- _OBJECTIVE_
Reproduce the whole listing, character for character.

- _DATA SUPPLIED_

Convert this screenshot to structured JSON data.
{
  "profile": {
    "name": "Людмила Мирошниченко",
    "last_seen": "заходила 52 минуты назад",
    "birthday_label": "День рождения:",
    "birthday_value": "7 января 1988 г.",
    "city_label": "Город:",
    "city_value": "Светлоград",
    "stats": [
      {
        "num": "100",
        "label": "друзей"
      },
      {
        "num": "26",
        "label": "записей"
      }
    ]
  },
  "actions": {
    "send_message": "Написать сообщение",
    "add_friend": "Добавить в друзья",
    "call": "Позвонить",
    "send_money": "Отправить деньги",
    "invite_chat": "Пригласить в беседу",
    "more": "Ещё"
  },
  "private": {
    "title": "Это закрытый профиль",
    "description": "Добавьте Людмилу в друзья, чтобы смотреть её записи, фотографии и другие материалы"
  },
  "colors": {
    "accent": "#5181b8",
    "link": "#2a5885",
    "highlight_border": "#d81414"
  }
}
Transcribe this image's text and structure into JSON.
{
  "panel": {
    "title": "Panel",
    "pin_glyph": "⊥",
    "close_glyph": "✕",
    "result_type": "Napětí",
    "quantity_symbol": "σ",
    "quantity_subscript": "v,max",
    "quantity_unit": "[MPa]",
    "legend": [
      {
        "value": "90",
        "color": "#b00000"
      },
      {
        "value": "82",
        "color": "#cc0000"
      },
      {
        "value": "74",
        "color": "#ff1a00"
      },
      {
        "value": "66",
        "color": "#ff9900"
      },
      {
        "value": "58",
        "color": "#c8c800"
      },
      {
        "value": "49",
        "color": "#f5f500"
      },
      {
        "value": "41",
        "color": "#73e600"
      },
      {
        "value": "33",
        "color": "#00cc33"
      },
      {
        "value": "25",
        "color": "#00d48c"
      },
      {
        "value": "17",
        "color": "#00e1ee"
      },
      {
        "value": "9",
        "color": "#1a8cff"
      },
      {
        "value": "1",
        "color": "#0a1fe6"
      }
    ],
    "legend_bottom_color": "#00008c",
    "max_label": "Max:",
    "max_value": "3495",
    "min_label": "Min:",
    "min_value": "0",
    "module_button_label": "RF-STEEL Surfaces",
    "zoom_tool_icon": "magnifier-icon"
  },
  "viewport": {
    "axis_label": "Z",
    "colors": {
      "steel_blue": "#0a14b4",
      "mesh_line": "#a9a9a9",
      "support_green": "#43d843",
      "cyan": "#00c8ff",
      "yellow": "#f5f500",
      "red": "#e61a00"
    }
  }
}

- _THE RESPONSE_
Convert this screenshot to structured JSON data.
{
  "profile": {
    "name": "Людмила Мирошниченко",
    "last_seen": "заходила 52 минуты назад",
    "birthday_label": "День рождения:",
    "birthday_value": "7 января 1988 г.",
    "city_label": "Город:",
    "city_value": "Светлоград",
    "stats": [
      {
        "num": "100",
        "label": "друзей"
      },
      {
        "num": "26",
        "label": "записей"
      }
    ]
  },
  "actions": {
    "send_message": "Написать сообщение",
    "add_friend": "Добавить в друзья",
    "call": "Позвонить",
    "send_money": "Отправить деньги",
    "invite_chat": "Пригласить в беседу",
    "more": "Ещё"
  },
  "private": {
    "title": "Это закрытый профиль",
    "description": "Добавьте Людмилу в друзья, чтобы смотреть её записи, фотографии и другие материалы"
  },
  "colors": {
    "accent": "#5181b8",
    "link": "#2a5885",
    "highlight_border": "#d81414"
  }
}
Transcribe this image's text and structure into JSON.
{
  "panel": {
    "title": "Panel",
    "pin_glyph": "⊥",
    "close_glyph": "✕",
    "result_type": "Napětí",
    "quantity_symbol": "σ",
    "quantity_subscript": "v,max",
    "quantity_unit": "[MPa]",
    "legend": [
      {
        "value": "90",
        "color": "#b00000"
      },
      {
        "value": "82",
        "color": "#cc0000"
      },
      {
        "value": "74",
        "color": "#ff1a00"
      },
      {
        "value": "66",
        "color": "#ff9900"
      },
      {
        "value": "58",
        "color": "#c8c800"
      },
      {
        "value": "49",
        "color": "#f5f500"
      },
      {
        "value": "41",
        "color": "#73e600"
      },
      {
        "value": "33",
        "color": "#00cc33"
      },
      {
        "value": "25",
        "color": "#00d48c"
      },
      {
        "value": "17",
        "color": "#00e1ee"
      },
      {
        "value": "9",
        "color": "#1a8cff"
      },
      {
        "value": "1",
        "color": "#0a1fe6"
      }
    ],
    "legend_bottom_color": "#00008c",
    "max_label": "Max:",
    "max_value": "3495",
    "min_label": "Min:",
    "min_value": "0",
    "module_button_label": "RF-STEEL Surfaces",
    "zoom_tool_icon": "magnifier-icon"
  },
  "viewport": {
    "axis_label": "Z",
    "colors": {
      "steel_blue": "#0a14b4",
      "mesh_line": "#a9a9a9",
      "support_green": "#43d843",
      "cyan": "#00c8ff",
      "yellow": "#f5f500",
      "red": "#e61a00"
    }
  }
}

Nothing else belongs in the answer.